What you need to do:
Retype the listing that follows, word for word.

[Data records]

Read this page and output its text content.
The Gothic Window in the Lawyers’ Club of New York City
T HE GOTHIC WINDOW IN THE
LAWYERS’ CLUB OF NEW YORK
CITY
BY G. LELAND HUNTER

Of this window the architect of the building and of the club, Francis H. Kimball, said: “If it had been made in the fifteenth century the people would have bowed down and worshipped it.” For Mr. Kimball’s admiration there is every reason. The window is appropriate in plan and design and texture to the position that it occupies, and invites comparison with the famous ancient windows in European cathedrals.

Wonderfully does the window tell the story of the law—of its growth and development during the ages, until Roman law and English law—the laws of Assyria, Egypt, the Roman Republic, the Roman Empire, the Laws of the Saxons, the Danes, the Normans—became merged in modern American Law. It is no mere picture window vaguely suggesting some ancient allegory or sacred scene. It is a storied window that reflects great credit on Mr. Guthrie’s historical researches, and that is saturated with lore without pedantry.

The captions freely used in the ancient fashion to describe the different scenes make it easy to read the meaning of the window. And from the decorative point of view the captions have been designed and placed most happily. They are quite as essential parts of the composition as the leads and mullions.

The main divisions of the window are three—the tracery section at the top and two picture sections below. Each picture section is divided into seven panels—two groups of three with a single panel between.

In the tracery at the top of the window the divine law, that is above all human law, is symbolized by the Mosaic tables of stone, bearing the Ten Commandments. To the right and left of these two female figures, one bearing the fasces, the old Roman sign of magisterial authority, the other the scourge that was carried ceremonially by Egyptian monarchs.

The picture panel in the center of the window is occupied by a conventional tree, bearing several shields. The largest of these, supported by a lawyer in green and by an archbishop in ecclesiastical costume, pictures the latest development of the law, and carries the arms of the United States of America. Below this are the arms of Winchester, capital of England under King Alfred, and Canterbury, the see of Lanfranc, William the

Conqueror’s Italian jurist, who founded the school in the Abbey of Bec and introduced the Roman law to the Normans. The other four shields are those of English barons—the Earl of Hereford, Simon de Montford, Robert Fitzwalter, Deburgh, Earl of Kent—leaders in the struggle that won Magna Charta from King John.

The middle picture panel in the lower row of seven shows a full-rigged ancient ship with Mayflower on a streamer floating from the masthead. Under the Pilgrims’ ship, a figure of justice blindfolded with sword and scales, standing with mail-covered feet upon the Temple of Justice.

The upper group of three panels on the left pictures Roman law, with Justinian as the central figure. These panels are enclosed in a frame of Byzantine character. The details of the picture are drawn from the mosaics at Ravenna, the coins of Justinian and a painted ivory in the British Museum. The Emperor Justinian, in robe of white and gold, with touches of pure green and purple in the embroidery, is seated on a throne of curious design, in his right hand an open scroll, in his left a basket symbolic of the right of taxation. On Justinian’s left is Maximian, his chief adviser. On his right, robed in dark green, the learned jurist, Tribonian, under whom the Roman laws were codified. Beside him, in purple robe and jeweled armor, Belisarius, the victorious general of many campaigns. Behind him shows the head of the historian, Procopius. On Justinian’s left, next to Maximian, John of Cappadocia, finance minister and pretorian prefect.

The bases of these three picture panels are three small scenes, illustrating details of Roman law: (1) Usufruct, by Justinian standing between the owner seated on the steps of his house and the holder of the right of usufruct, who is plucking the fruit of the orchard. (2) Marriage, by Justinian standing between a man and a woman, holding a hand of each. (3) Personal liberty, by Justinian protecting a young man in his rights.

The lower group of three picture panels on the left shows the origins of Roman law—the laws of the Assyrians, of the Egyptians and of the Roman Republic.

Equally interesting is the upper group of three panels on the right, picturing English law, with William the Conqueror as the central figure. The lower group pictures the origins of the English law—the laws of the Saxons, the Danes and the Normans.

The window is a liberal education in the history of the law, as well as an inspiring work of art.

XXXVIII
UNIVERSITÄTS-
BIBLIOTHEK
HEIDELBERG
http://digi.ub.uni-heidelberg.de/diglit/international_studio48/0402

Solution for this task:
Read this page and output its text content.
The Gothic Window in the Lawyers’ Club of New York City
T HE GOTHIC WINDOW IN THE
LAWYERS’ CLUB OF NEW YORK
CITY
BY G. LELAND HUNTER

Of this window the architect of the building and of the club, Francis H. Kimball, said: “If it had been made in the fifteenth century the people would have bowed down and worshipped it.” For Mr. Kimball’s admiration there is every reason. The window is appropriate in plan and design and texture to the position that it occupies, and invites comparison with the famous ancient windows in European cathedrals.

Wonderfully does the window tell the story of the law—of its growth and development during the ages, until Roman law and English law—the laws of Assyria, Egypt, the Roman Republic, the Roman Empire, the Laws of the Saxons, the Danes, the Normans—became merged in modern American Law. It is no mere picture window vaguely suggesting some ancient allegory or sacred scene. It is a storied window that reflects great credit on Mr. Guthrie’s historical researches, and that is saturated with lore without pedantry.

The captions freely used in the ancient fashion to describe the different scenes make it easy to read the meaning of the window. And from the decorative point of view the captions have been designed and placed most happily. They are quite as essential parts of the composition as the leads and mullions.

The main divisions of the window are three—the tracery section at the top and two picture sections below. Each picture section is divided into seven panels—two groups of three with a single panel between.

In the tracery at the top of the window the divine law, that is above all human law, is symbolized by the Mosaic tables of stone, bearing the Ten Commandments. To the right and left of these two female figures, one bearing the fasces, the old Roman sign of magisterial authority, the other the scourge that was carried ceremonially by Egyptian monarchs.

The picture panel in the center of the window is occupied by a conventional tree, bearing several shields. The largest of these, supported by a lawyer in green and by an archbishop in ecclesiastical costume, pictures the latest development of the law, and carries the arms of the United States of America. Below this are the arms of Winchester, capital of England under King Alfred, and Canterbury, the see of Lanfranc, William the

Conqueror’s Italian jurist, who founded the school in the Abbey of Bec and introduced the Roman law to the Normans. The other four shields are those of English barons—the Earl of Hereford, Simon de Montford, Robert Fitzwalter, Deburgh, Earl of Kent—leaders in the struggle that won Magna Charta from King John.

The middle picture panel in the lower row of seven shows a full-rigged ancient ship with Mayflower on a streamer floating from the masthead. Under the Pilgrims’ ship, a figure of justice blindfolded with sword and scales, standing with mail-covered feet upon the Temple of Justice.

The upper group of three panels on the left pictures Roman law, with Justinian as the central figure. These panels are enclosed in a frame of Byzantine character. The details of the picture are drawn from the mosaics at Ravenna, the coins of Justinian and a painted ivory in the British Museum. The Emperor Justinian, in robe of white and gold, with touches of pure green and purple in the embroidery, is seated on a throne of curious design, in his right hand an open scroll, in his left a basket symbolic of the right of taxation. On Justinian’s left is Maximian, his chief adviser. On his right, robed in dark green, the learned jurist, Tribonian, under whom the Roman laws were codified. Beside him, in purple robe and jeweled armor, Belisarius, the victorious general of many campaigns. Behind him shows the head of the historian, Procopius. On Justinian’s left, next to Maximian, John of Cappadocia, finance minister and pretorian prefect.

The bases of these three picture panels are three small scenes, illustrating details of Roman law: (1) Usufruct, by Justinian standing between the owner seated on the steps of his house and the holder of the right of usufruct, who is plucking the fruit of the orchard. (2) Marriage, by Justinian standing between a man and a woman, holding a hand of each. (3) Personal liberty, by Justinian protecting a young man in his rights.

The lower group of three picture panels on the left shows the origins of Roman law—the laws of the Assyrians, of the Egyptians and of the Roman Republic.

Equally interesting is the upper group of three panels on the right, picturing English law, with William the Conqueror as the central figure. The lower group pictures the origins of the English law—the laws of the Saxons, the Danes and the Normans.

The window is a liberal education in the history of the law, as well as an inspiring work of art.

XXXVIII
UNIVERSITÄTS-
BIBLIOTHEK
HEIDELBERG
http://digi.ub.uni-heidelberg.de/diglit/international_studio48/0402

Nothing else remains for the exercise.